* [WHAT YOU ARE ASKED TO DO] Within the records that follow, find every line containing the string "sind". Copy those lines.
[begin PROVIDED ENTRIES]
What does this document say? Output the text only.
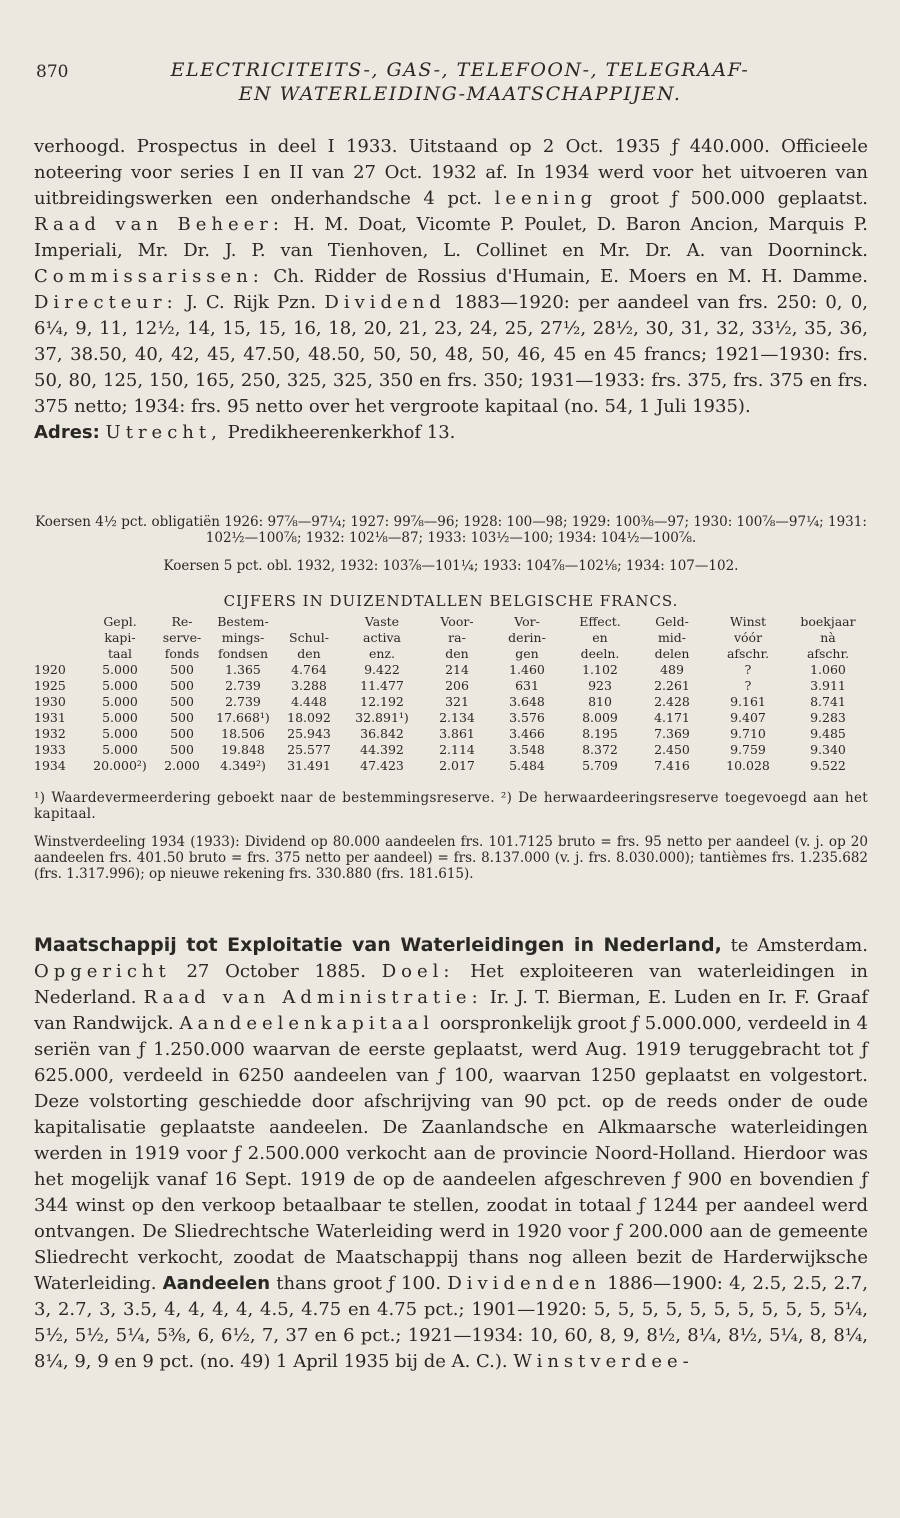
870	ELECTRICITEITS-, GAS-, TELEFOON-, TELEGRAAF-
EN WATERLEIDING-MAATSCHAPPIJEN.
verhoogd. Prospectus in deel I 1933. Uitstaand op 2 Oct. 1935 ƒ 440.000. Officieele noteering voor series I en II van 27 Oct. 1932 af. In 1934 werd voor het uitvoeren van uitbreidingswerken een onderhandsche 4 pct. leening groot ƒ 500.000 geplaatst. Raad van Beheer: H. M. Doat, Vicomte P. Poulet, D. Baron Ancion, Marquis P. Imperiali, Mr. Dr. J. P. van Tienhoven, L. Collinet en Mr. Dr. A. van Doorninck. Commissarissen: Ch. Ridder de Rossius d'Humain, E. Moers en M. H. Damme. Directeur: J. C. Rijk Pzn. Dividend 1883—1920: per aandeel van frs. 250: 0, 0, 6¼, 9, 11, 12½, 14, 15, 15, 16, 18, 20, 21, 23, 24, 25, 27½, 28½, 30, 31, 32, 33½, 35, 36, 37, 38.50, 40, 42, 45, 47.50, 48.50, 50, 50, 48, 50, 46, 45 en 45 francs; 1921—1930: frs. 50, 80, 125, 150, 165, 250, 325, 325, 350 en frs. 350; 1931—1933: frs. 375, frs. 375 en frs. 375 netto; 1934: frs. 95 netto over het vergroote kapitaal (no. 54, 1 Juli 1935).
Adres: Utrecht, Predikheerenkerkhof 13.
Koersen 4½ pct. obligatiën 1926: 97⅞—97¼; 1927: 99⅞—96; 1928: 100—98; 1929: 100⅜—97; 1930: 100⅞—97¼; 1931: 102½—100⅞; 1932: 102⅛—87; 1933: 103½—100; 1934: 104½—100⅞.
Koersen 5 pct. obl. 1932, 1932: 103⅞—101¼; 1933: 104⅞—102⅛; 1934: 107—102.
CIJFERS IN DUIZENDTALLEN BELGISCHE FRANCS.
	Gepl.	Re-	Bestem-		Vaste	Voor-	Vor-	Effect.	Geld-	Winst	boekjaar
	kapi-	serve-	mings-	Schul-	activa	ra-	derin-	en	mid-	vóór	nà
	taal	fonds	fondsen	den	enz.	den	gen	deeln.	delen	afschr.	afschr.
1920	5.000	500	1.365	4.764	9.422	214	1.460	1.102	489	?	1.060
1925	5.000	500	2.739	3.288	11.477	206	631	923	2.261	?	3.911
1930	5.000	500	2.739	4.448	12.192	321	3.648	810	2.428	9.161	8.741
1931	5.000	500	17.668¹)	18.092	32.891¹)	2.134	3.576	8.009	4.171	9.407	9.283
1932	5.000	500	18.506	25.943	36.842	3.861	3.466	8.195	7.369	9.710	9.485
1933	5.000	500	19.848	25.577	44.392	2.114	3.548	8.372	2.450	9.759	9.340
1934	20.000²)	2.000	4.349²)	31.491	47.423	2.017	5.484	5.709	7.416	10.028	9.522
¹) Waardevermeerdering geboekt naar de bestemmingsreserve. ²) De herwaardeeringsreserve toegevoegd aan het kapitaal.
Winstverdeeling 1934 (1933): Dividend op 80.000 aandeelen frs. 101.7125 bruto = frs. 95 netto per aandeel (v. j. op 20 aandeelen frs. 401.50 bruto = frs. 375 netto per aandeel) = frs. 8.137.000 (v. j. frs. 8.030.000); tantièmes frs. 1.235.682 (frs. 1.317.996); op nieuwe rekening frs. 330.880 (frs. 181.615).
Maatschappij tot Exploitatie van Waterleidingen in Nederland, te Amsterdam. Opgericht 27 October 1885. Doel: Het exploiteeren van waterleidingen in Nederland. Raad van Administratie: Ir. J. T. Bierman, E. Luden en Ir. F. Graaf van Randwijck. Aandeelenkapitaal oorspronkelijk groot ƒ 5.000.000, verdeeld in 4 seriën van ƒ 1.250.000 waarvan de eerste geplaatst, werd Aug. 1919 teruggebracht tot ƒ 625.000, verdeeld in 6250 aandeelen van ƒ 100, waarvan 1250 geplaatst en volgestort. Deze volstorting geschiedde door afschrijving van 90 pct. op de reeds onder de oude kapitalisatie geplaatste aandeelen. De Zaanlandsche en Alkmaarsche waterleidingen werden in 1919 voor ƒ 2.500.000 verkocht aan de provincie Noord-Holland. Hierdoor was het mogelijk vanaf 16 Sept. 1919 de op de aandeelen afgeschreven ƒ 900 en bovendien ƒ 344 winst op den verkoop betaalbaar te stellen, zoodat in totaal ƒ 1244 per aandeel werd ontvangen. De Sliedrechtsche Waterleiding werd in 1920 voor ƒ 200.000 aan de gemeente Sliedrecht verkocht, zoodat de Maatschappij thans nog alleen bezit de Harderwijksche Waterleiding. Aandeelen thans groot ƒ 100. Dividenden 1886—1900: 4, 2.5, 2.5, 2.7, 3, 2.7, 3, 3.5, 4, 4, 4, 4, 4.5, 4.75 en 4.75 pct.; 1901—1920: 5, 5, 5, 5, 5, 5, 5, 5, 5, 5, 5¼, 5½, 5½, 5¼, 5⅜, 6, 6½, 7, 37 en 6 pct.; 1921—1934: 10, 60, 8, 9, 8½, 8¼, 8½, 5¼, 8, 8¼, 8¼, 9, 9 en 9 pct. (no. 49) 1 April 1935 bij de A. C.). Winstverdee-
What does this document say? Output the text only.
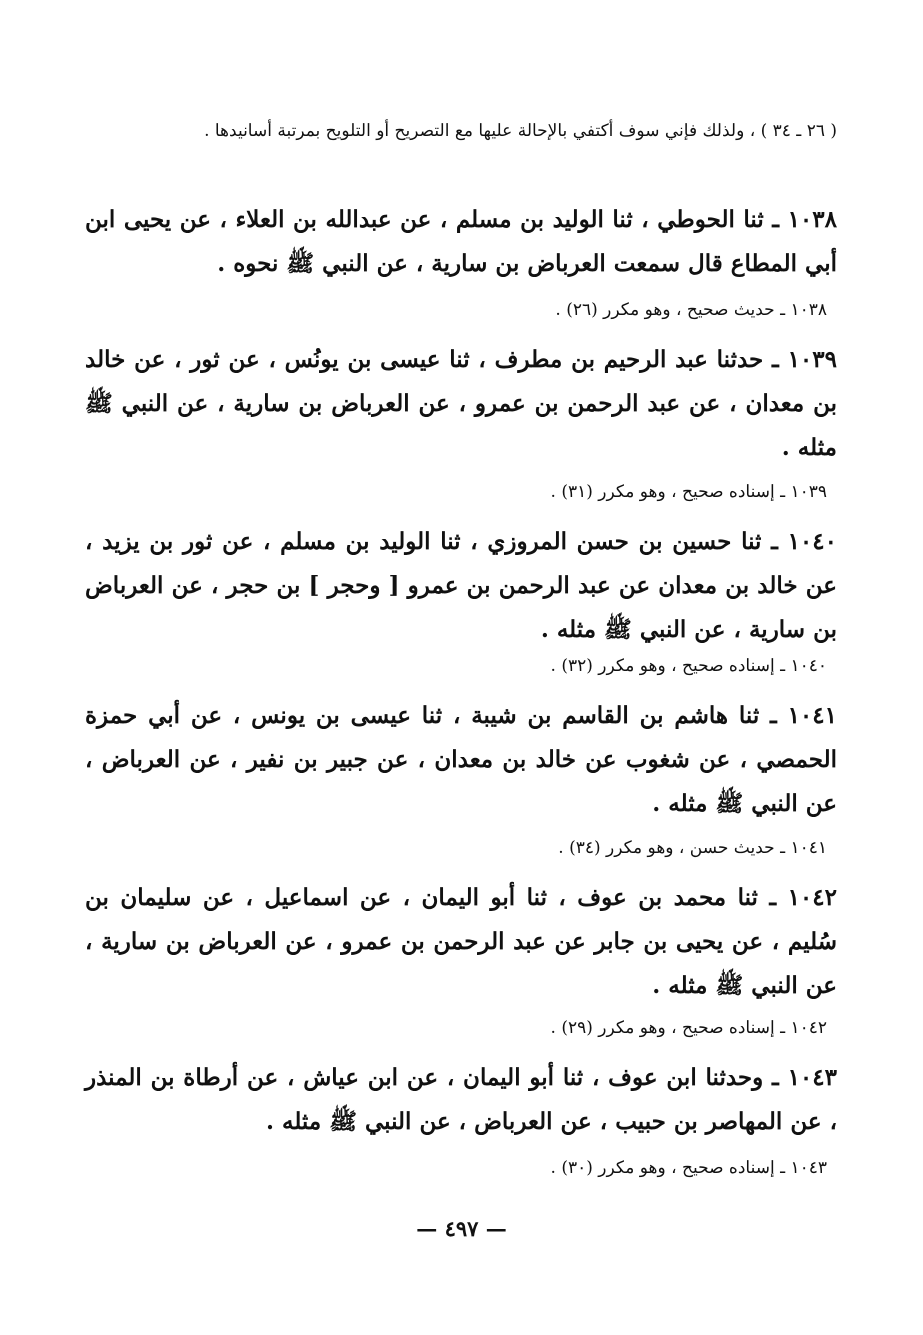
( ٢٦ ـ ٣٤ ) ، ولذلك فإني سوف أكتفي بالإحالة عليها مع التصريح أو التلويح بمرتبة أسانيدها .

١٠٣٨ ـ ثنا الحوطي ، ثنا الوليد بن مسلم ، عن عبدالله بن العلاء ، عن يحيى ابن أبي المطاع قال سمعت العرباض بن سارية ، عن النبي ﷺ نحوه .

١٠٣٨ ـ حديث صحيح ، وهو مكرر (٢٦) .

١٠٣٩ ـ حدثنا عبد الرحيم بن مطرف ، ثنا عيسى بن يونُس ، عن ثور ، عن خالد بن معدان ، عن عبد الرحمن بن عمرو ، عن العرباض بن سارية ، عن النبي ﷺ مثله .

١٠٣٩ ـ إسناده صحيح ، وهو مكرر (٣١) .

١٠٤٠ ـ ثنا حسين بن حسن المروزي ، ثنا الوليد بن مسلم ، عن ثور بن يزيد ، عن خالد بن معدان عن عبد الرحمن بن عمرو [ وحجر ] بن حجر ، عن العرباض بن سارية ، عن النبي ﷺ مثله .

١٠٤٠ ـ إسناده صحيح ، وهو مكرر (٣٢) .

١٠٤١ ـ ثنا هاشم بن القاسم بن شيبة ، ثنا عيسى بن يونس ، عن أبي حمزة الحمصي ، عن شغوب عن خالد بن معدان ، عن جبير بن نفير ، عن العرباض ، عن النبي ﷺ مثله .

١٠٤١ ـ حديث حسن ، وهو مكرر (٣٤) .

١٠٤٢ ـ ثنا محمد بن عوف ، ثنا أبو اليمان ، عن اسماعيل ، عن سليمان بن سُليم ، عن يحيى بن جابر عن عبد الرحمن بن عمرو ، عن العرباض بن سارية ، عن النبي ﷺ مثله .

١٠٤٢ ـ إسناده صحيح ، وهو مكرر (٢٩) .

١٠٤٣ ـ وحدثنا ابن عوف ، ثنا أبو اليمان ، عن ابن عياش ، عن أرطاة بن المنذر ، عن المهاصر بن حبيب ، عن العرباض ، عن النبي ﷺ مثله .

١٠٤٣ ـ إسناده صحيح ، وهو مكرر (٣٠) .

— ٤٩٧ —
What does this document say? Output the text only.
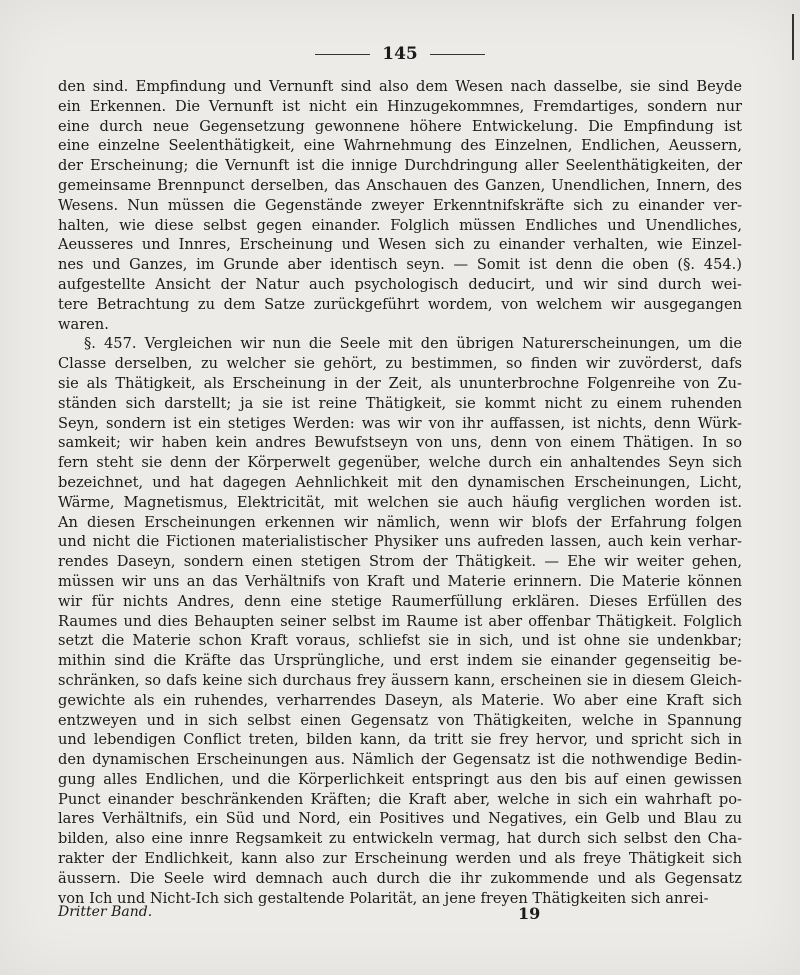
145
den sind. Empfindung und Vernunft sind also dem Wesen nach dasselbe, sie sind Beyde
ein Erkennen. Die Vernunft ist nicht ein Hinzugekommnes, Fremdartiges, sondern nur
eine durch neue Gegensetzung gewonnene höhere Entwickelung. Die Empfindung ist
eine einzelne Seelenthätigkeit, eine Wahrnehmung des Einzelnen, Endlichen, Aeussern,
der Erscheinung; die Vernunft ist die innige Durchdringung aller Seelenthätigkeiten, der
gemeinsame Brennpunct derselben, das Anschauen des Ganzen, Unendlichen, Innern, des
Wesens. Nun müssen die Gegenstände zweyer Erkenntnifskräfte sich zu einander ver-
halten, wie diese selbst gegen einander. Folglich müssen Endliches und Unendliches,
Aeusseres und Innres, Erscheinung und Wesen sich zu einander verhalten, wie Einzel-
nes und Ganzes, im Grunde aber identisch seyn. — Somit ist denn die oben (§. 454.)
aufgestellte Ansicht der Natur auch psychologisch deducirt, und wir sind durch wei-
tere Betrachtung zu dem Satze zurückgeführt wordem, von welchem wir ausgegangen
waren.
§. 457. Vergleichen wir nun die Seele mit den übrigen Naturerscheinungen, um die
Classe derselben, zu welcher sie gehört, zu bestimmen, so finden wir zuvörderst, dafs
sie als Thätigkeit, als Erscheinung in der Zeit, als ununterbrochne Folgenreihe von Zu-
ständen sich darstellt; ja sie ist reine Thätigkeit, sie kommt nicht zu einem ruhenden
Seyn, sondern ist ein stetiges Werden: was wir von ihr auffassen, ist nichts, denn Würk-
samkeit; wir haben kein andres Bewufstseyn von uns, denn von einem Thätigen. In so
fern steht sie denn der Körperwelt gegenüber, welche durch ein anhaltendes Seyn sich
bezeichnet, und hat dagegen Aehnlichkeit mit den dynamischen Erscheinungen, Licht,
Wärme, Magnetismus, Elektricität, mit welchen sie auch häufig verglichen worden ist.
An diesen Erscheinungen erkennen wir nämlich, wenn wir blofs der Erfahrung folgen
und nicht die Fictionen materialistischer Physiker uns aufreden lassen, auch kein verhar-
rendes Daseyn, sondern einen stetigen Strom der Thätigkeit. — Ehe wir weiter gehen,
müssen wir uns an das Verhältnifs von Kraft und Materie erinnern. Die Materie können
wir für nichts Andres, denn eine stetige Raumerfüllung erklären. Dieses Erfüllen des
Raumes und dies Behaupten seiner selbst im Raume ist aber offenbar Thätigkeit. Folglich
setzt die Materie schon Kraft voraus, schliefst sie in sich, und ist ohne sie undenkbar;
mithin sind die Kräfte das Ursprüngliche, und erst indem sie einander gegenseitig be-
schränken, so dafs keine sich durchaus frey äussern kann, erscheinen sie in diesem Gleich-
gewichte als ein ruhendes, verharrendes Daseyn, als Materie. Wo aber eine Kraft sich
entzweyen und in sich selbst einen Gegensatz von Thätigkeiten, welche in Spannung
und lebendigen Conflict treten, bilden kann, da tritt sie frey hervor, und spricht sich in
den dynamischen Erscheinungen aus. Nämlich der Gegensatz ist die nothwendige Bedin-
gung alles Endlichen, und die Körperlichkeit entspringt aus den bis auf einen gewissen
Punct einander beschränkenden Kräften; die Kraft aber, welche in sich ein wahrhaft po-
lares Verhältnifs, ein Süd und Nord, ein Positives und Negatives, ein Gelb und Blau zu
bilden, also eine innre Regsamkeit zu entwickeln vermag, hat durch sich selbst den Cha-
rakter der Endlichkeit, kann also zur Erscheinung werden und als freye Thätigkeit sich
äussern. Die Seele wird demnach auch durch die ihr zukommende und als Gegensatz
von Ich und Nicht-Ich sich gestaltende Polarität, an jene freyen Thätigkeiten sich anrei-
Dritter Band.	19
[end PROVIDED ENTRIES]
* [OUTPUT]
den sind. Empfindung und Vernunft sind also dem Wesen nach dasselbe, sie sind Beyde
aufgestellte Ansicht der Natur auch psychologisch deducirt, und wir sind durch wei-
mithin sind die Kräfte das Ursprüngliche, und erst indem sie einander gegenseitig be-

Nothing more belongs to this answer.